*Your goal*. Could you repeat the records below exactly, leaving out any pictures?

Begin Supplied records

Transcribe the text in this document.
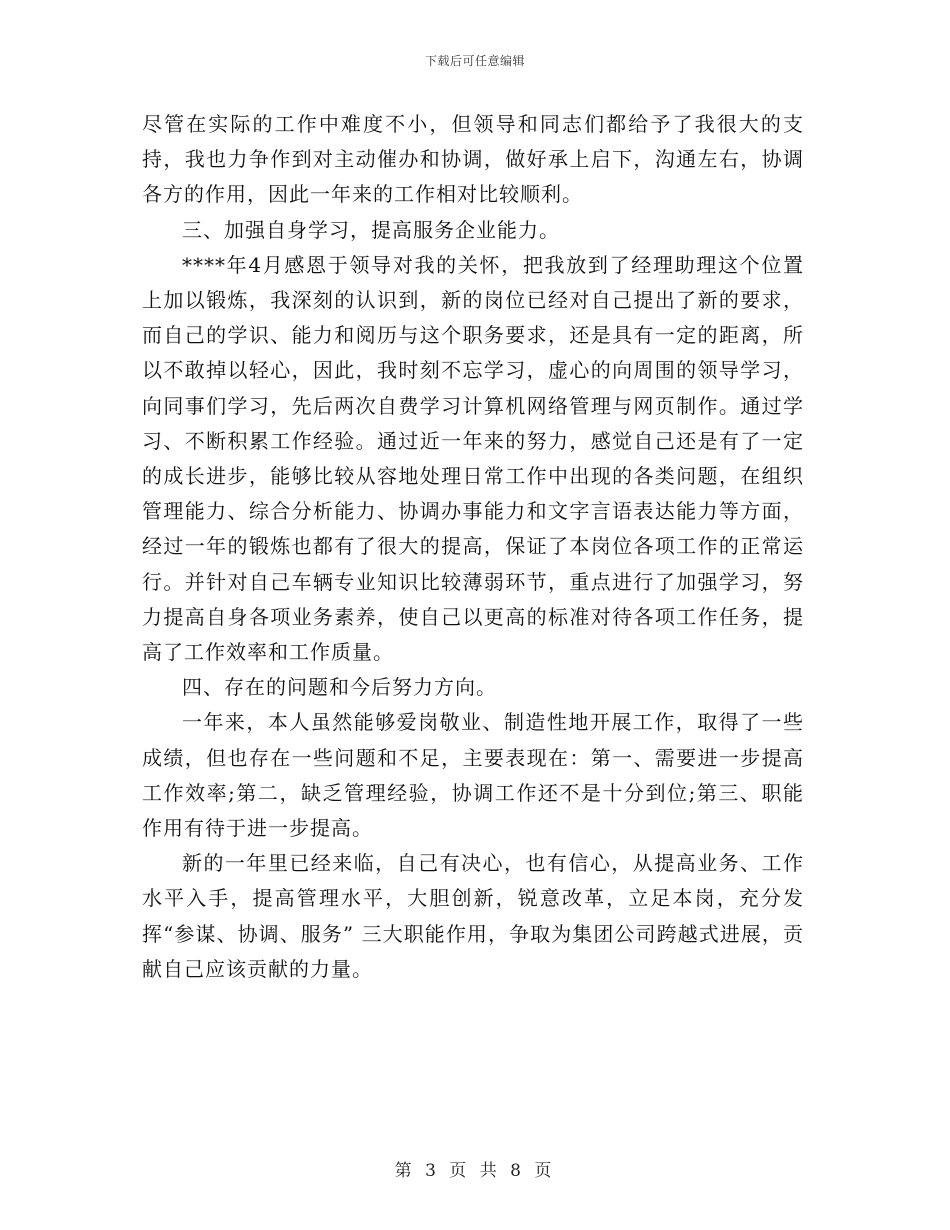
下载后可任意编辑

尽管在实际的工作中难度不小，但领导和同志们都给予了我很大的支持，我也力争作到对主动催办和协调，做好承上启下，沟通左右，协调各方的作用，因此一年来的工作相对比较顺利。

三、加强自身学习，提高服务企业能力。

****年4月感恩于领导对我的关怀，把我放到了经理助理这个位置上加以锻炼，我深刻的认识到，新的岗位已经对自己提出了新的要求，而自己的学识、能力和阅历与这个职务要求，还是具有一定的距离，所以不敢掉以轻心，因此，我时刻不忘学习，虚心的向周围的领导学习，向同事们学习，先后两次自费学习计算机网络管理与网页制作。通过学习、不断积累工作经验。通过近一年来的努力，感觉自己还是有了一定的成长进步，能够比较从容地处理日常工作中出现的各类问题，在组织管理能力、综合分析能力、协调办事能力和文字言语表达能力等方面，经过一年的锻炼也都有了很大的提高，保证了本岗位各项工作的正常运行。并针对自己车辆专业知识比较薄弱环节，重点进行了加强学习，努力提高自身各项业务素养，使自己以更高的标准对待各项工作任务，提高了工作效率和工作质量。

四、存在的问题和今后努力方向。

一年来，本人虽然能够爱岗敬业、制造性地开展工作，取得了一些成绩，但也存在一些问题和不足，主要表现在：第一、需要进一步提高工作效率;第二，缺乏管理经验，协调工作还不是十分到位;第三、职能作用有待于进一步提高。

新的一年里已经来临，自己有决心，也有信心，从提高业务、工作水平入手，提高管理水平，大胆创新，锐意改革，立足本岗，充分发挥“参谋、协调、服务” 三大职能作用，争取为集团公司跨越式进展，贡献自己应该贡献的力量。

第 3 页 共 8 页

End Supplied records

*Response to this exercise*.
Transcribe the text in this document.
下载后可任意编辑

尽管在实际的工作中难度不小，但领导和同志们都给予了我很大的支持，我也力争作到对主动催办和协调，做好承上启下，沟通左右，协调各方的作用，因此一年来的工作相对比较顺利。

三、加强自身学习，提高服务企业能力。

****年4月感恩于领导对我的关怀，把我放到了经理助理这个位置上加以锻炼，我深刻的认识到，新的岗位已经对自己提出了新的要求，而自己的学识、能力和阅历与这个职务要求，还是具有一定的距离，所以不敢掉以轻心，因此，我时刻不忘学习，虚心的向周围的领导学习，向同事们学习，先后两次自费学习计算机网络管理与网页制作。通过学习、不断积累工作经验。通过近一年来的努力，感觉自己还是有了一定的成长进步，能够比较从容地处理日常工作中出现的各类问题，在组织管理能力、综合分析能力、协调办事能力和文字言语表达能力等方面，经过一年的锻炼也都有了很大的提高，保证了本岗位各项工作的正常运行。并针对自己车辆专业知识比较薄弱环节，重点进行了加强学习，努力提高自身各项业务素养，使自己以更高的标准对待各项工作任务，提高了工作效率和工作质量。

四、存在的问题和今后努力方向。

一年来，本人虽然能够爱岗敬业、制造性地开展工作，取得了一些成绩，但也存在一些问题和不足，主要表现在：第一、需要进一步提高工作效率;第二，缺乏管理经验，协调工作还不是十分到位;第三、职能作用有待于进一步提高。

新的一年里已经来临，自己有决心，也有信心，从提高业务、工作水平入手，提高管理水平，大胆创新，锐意改革，立足本岗，充分发挥“参谋、协调、服务” 三大职能作用，争取为集团公司跨越式进展，贡献自己应该贡献的力量。

第 3 页 共 8 页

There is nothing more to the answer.